===== TASK DATA =====
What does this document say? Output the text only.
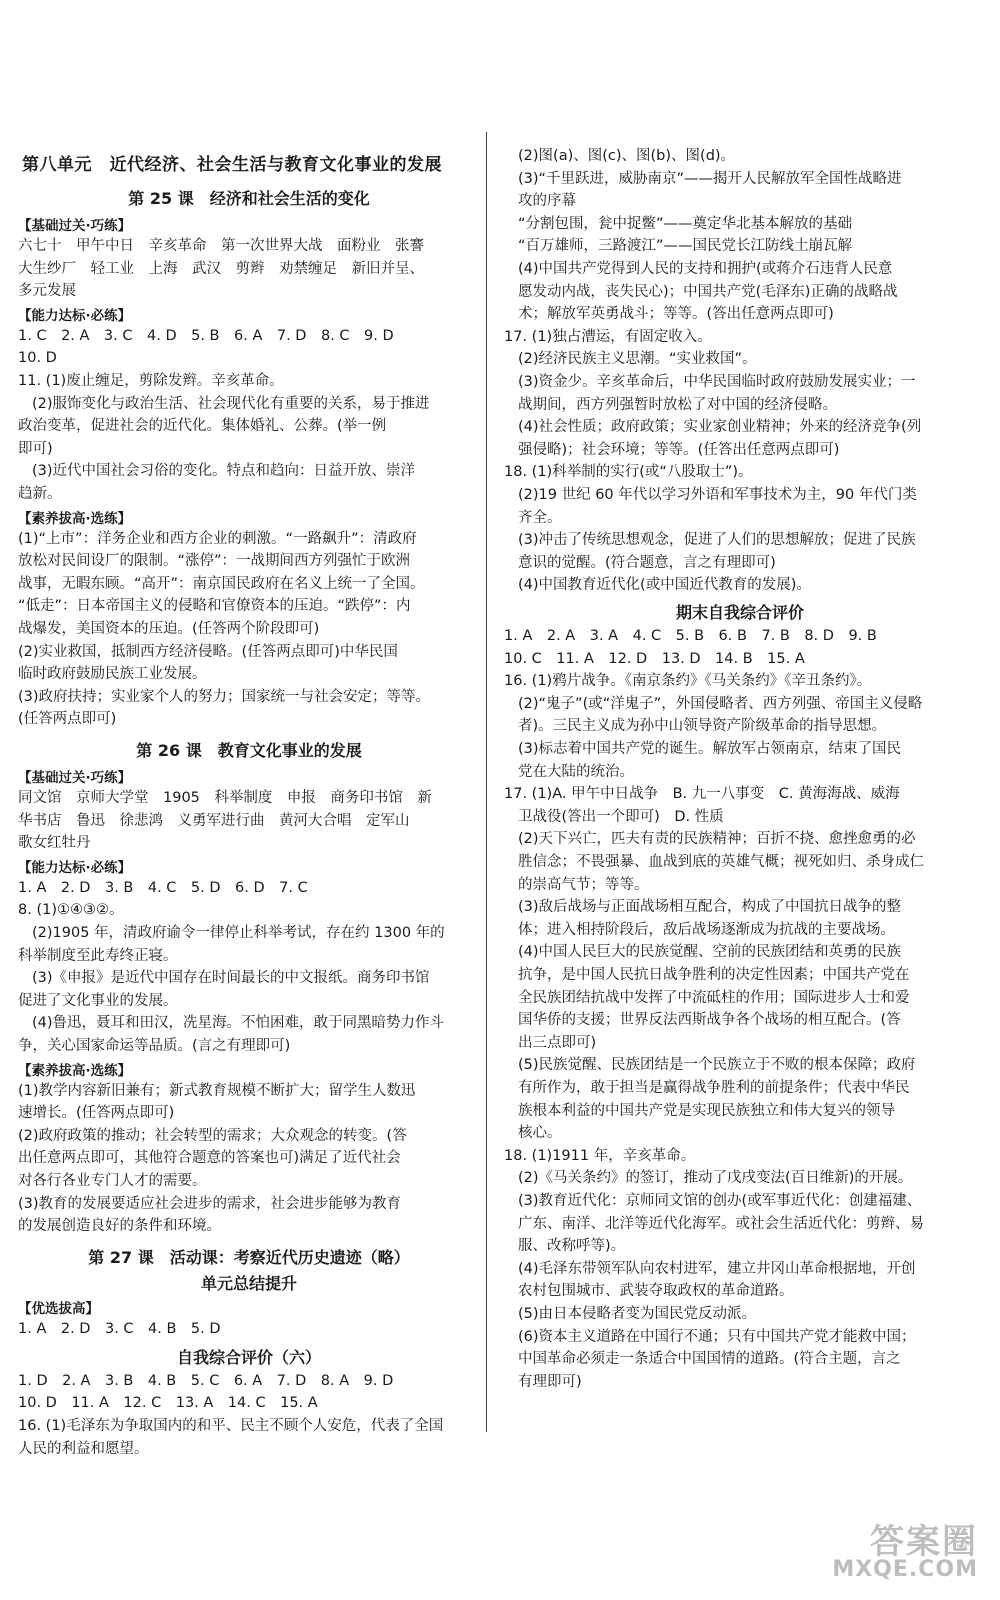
第八单元　近代经济、社会生活与教育文化事业的发展
第 25 课　经济和社会生活的变化
【基础过关·巧练】
六七十　甲午中日　辛亥革命　第一次世界大战　面粉业　张謇
大生纱厂　轻工业　上海　武汉　剪辫　劝禁缠足　新旧并呈、
多元发展
【能力达标·必练】
1. C　2. A　3. C　4. D　5. B　6. A　7. D　8. C　9. D
10. D
11. (1)废止缠足，剪除发辫。辛亥革命。
(2)服饰变化与政治生活、社会现代化有重要的关系，易于推进
政治变革，促进社会的近代化。集体婚礼、公葬。(举一例
即可)
(3)近代中国社会习俗的变化。特点和趋向：日益开放、崇洋
趋新。
【素养拔高·选练】
(1)“上市”：洋务企业和西方企业的刺激。“一路飙升”：清政府
放松对民间设厂的限制。“涨停”：一战期间西方列强忙于欧洲
战事，无暇东顾。“高开”：南京国民政府在名义上统一了全国。
“低走”：日本帝国主义的侵略和官僚资本的压迫。“跌停”：内
战爆发，美国资本的压迫。(任答两个阶段即可)
(2)实业救国，抵制西方经济侵略。(任答两点即可)中华民国
临时政府鼓励民族工业发展。
(3)政府扶持；实业家个人的努力；国家统一与社会安定；等等。
(任答两点即可)
第 26 课　教育文化事业的发展
【基础过关·巧练】
同文馆　京师大学堂　1905　科举制度　申报　商务印书馆　新
华书店　鲁迅　徐悲鸿　义勇军进行曲　黄河大合唱　定军山
歌女红牡丹
【能力达标·必练】
1. A　2. D　3. B　4. C　5. D　6. D　7. C
8. (1)①④③②。
(2)1905 年，清政府谕令一律停止科举考试，存在约 1300 年的
科举制度至此寿终正寝。
(3)《申报》是近代中国存在时间最长的中文报纸。商务印书馆
促进了文化事业的发展。
(4)鲁迅，聂耳和田汉，冼星海。不怕困难，敢于同黑暗势力作斗
争，关心国家命运等品质。(言之有理即可)
【素养拔高·选练】
(1)教学内容新旧兼有；新式教育规模不断扩大；留学生人数迅
速增长。(任答两点即可)
(2)政府政策的推动；社会转型的需求；大众观念的转变。(答
出任意两点即可，其他符合题意的答案也可)满足了近代社会
对各行各业专门人才的需要。
(3)教育的发展要适应社会进步的需求，社会进步能够为教育
的发展创造良好的条件和环境。
第 27 课　活动课：考察近代历史遗迹（略）
单元总结提升
【优选拔高】
1. A　2. D　3. C　4. B　5. D
自我综合评价（六）
1. D　2. A　3. B　4. B　5. C　6. A　7. D　8. A　9. D
10. D　11. A　12. C　13. A　14. C　15. A
16. (1)毛泽东为争取国内的和平、民主不顾个人安危，代表了全国
人民的利益和愿望。
(2)图(a)、图(c)、图(b)、图(d)。
(3)“千里跃进，威胁南京”——揭开人民解放军全国性战略进
攻的序幕
“分割包围，瓮中捉鳖”——奠定华北基本解放的基础
“百万雄师，三路渡江”——国民党长江防线土崩瓦解
(4)中国共产党得到人民的支持和拥护(或蒋介石违背人民意
愿发动内战，丧失民心)；中国共产党(毛泽东)正确的战略战
术；解放军英勇战斗；等等。(答出任意两点即可)
17. (1)独占漕运，有固定收入。
(2)经济民族主义思潮。“实业救国”。
(3)资金少。辛亥革命后，中华民国临时政府鼓励发展实业；一
战期间，西方列强暂时放松了对中国的经济侵略。
(4)社会性质；政府政策；实业家创业精神；外来的经济竞争(列
强侵略)；社会环境；等等。(任答出任意两点即可)
18. (1)科举制的实行(或“八股取士”)。
(2)19 世纪 60 年代以学习外语和军事技术为主，90 年代门类
齐全。
(3)冲击了传统思想观念，促进了人们的思想解放；促进了民族
意识的觉醒。(符合题意，言之有理即可)
(4)中国教育近代化(或中国近代教育的发展)。
期末自我综合评价
1. A　2. A　3. A　4. C　5. B　6. B　7. B　8. D　9. B
10. C　11. A　12. D　13. D　14. B　15. A
16. (1)鸦片战争。《南京条约》《马关条约》《辛丑条约》。
(2)“鬼子”(或“洋鬼子”，外国侵略者、西方列强、帝国主义侵略
者)。三民主义成为孙中山领导资产阶级革命的指导思想。
(3)标志着中国共产党的诞生。解放军占领南京，结束了国民
党在大陆的统治。
17. (1)A. 甲午中日战争　B. 九一八事变　C. 黄海海战、威海
卫战役(答出一个即可)　D. 性质
(2)天下兴亡，匹夫有责的民族精神；百折不挠、愈挫愈勇的必
胜信念；不畏强暴、血战到底的英雄气概；视死如归、杀身成仁
的崇高气节；等等。
(3)敌后战场与正面战场相互配合，构成了中国抗日战争的整
体；进入相持阶段后，敌后战场逐渐成为抗战的主要战场。
(4)中国人民巨大的民族觉醒、空前的民族团结和英勇的民族
抗争，是中国人民抗日战争胜利的决定性因素；中国共产党在
全民族团结抗战中发挥了中流砥柱的作用；国际进步人士和爱
国华侨的支援；世界反法西斯战争各个战场的相互配合。(答
出三点即可)
(5)民族觉醒、民族团结是一个民族立于不败的根本保障；政府
有所作为，敢于担当是赢得战争胜利的前提条件；代表中华民
族根本利益的中国共产党是实现民族独立和伟大复兴的领导
核心。
18. (1)1911 年，辛亥革命。
(2)《马关条约》的签订，推动了戊戌变法(百日维新)的开展。
(3)教育近代化：京师同文馆的创办(或军事近代化：创建福建、
广东、南洋、北洋等近代化海军。或社会生活近代化：剪辫、易
服、改称呼等)。
(4)毛泽东带领军队向农村进军，建立井冈山革命根据地，开创
农村包围城市、武装夺取政权的革命道路。
(5)由日本侵略者变为国民党反动派。
(6)资本主义道路在中国行不通；只有中国共产党才能救中国；
中国革命必须走一条适合中国国情的道路。(符合主题，言之
有理即可)
答案圈
MXQE.COM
=====
• [WHAT IS NEEDED]
Reproduce every line of the material precisely, omitting its pictures.

• [SOLVED EXERCISE]
What does this document say? Output the text only.
第八单元　近代经济、社会生活与教育文化事业的发展
第 25 课　经济和社会生活的变化
【基础过关·巧练】
六七十　甲午中日　辛亥革命　第一次世界大战　面粉业　张謇
大生纱厂　轻工业　上海　武汉　剪辫　劝禁缠足　新旧并呈、
多元发展
【能力达标·必练】
1. C　2. A　3. C　4. D　5. B　6. A　7. D　8. C　9. D
10. D
11. (1)废止缠足，剪除发辫。辛亥革命。
(2)服饰变化与政治生活、社会现代化有重要的关系，易于推进
政治变革，促进社会的近代化。集体婚礼、公葬。(举一例
即可)
(3)近代中国社会习俗的变化。特点和趋向：日益开放、崇洋
趋新。
【素养拔高·选练】
(1)“上市”：洋务企业和西方企业的刺激。“一路飙升”：清政府
放松对民间设厂的限制。“涨停”：一战期间西方列强忙于欧洲
战事，无暇东顾。“高开”：南京国民政府在名义上统一了全国。
“低走”：日本帝国主义的侵略和官僚资本的压迫。“跌停”：内
战爆发，美国资本的压迫。(任答两个阶段即可)
(2)实业救国，抵制西方经济侵略。(任答两点即可)中华民国
临时政府鼓励民族工业发展。
(3)政府扶持；实业家个人的努力；国家统一与社会安定；等等。
(任答两点即可)
第 26 课　教育文化事业的发展
【基础过关·巧练】
同文馆　京师大学堂　1905　科举制度　申报　商务印书馆　新
华书店　鲁迅　徐悲鸿　义勇军进行曲　黄河大合唱　定军山
歌女红牡丹
【能力达标·必练】
1. A　2. D　3. B　4. C　5. D　6. D　7. C
8. (1)①④③②。
(2)1905 年，清政府谕令一律停止科举考试，存在约 1300 年的
科举制度至此寿终正寝。
(3)《申报》是近代中国存在时间最长的中文报纸。商务印书馆
促进了文化事业的发展。
(4)鲁迅，聂耳和田汉，冼星海。不怕困难，敢于同黑暗势力作斗
争，关心国家命运等品质。(言之有理即可)
【素养拔高·选练】
(1)教学内容新旧兼有；新式教育规模不断扩大；留学生人数迅
速增长。(任答两点即可)
(2)政府政策的推动；社会转型的需求；大众观念的转变。(答
出任意两点即可，其他符合题意的答案也可)满足了近代社会
对各行各业专门人才的需要。
(3)教育的发展要适应社会进步的需求，社会进步能够为教育
的发展创造良好的条件和环境。
第 27 课　活动课：考察近代历史遗迹（略）
单元总结提升
【优选拔高】
1. A　2. D　3. C　4. B　5. D
自我综合评价（六）
1. D　2. A　3. B　4. B　5. C　6. A　7. D　8. A　9. D
10. D　11. A　12. C　13. A　14. C　15. A
16. (1)毛泽东为争取国内的和平、民主不顾个人安危，代表了全国
人民的利益和愿望。
(2)图(a)、图(c)、图(b)、图(d)。
(3)“千里跃进，威胁南京”——揭开人民解放军全国性战略进
攻的序幕
“分割包围，瓮中捉鳖”——奠定华北基本解放的基础
“百万雄师，三路渡江”——国民党长江防线土崩瓦解
(4)中国共产党得到人民的支持和拥护(或蒋介石违背人民意
愿发动内战，丧失民心)；中国共产党(毛泽东)正确的战略战
术；解放军英勇战斗；等等。(答出任意两点即可)
17. (1)独占漕运，有固定收入。
(2)经济民族主义思潮。“实业救国”。
(3)资金少。辛亥革命后，中华民国临时政府鼓励发展实业；一
战期间，西方列强暂时放松了对中国的经济侵略。
(4)社会性质；政府政策；实业家创业精神；外来的经济竞争(列
强侵略)；社会环境；等等。(任答出任意两点即可)
18. (1)科举制的实行(或“八股取士”)。
(2)19 世纪 60 年代以学习外语和军事技术为主，90 年代门类
齐全。
(3)冲击了传统思想观念，促进了人们的思想解放；促进了民族
意识的觉醒。(符合题意，言之有理即可)
(4)中国教育近代化(或中国近代教育的发展)。
期末自我综合评价
1. A　2. A　3. A　4. C　5. B　6. B　7. B　8. D　9. B
10. C　11. A　12. D　13. D　14. B　15. A
16. (1)鸦片战争。《南京条约》《马关条约》《辛丑条约》。
(2)“鬼子”(或“洋鬼子”，外国侵略者、西方列强、帝国主义侵略
者)。三民主义成为孙中山领导资产阶级革命的指导思想。
(3)标志着中国共产党的诞生。解放军占领南京，结束了国民
党在大陆的统治。
17. (1)A. 甲午中日战争　B. 九一八事变　C. 黄海海战、威海
卫战役(答出一个即可)　D. 性质
(2)天下兴亡，匹夫有责的民族精神；百折不挠、愈挫愈勇的必
胜信念；不畏强暴、血战到底的英雄气概；视死如归、杀身成仁
的崇高气节；等等。
(3)敌后战场与正面战场相互配合，构成了中国抗日战争的整
体；进入相持阶段后，敌后战场逐渐成为抗战的主要战场。
(4)中国人民巨大的民族觉醒、空前的民族团结和英勇的民族
抗争，是中国人民抗日战争胜利的决定性因素；中国共产党在
全民族团结抗战中发挥了中流砥柱的作用；国际进步人士和爱
国华侨的支援；世界反法西斯战争各个战场的相互配合。(答
出三点即可)
(5)民族觉醒、民族团结是一个民族立于不败的根本保障；政府
有所作为，敢于担当是赢得战争胜利的前提条件；代表中华民
族根本利益的中国共产党是实现民族独立和伟大复兴的领导
核心。
18. (1)1911 年，辛亥革命。
(2)《马关条约》的签订，推动了戊戌变法(百日维新)的开展。
(3)教育近代化：京师同文馆的创办(或军事近代化：创建福建、
广东、南洋、北洋等近代化海军。或社会生活近代化：剪辫、易
服、改称呼等)。
(4)毛泽东带领军队向农村进军，建立井冈山革命根据地，开创
农村包围城市、武装夺取政权的革命道路。
(5)由日本侵略者变为国民党反动派。
(6)资本主义道路在中国行不通；只有中国共产党才能救中国；
中国革命必须走一条适合中国国情的道路。(符合主题，言之
有理即可)
答案圈
MXQE.COM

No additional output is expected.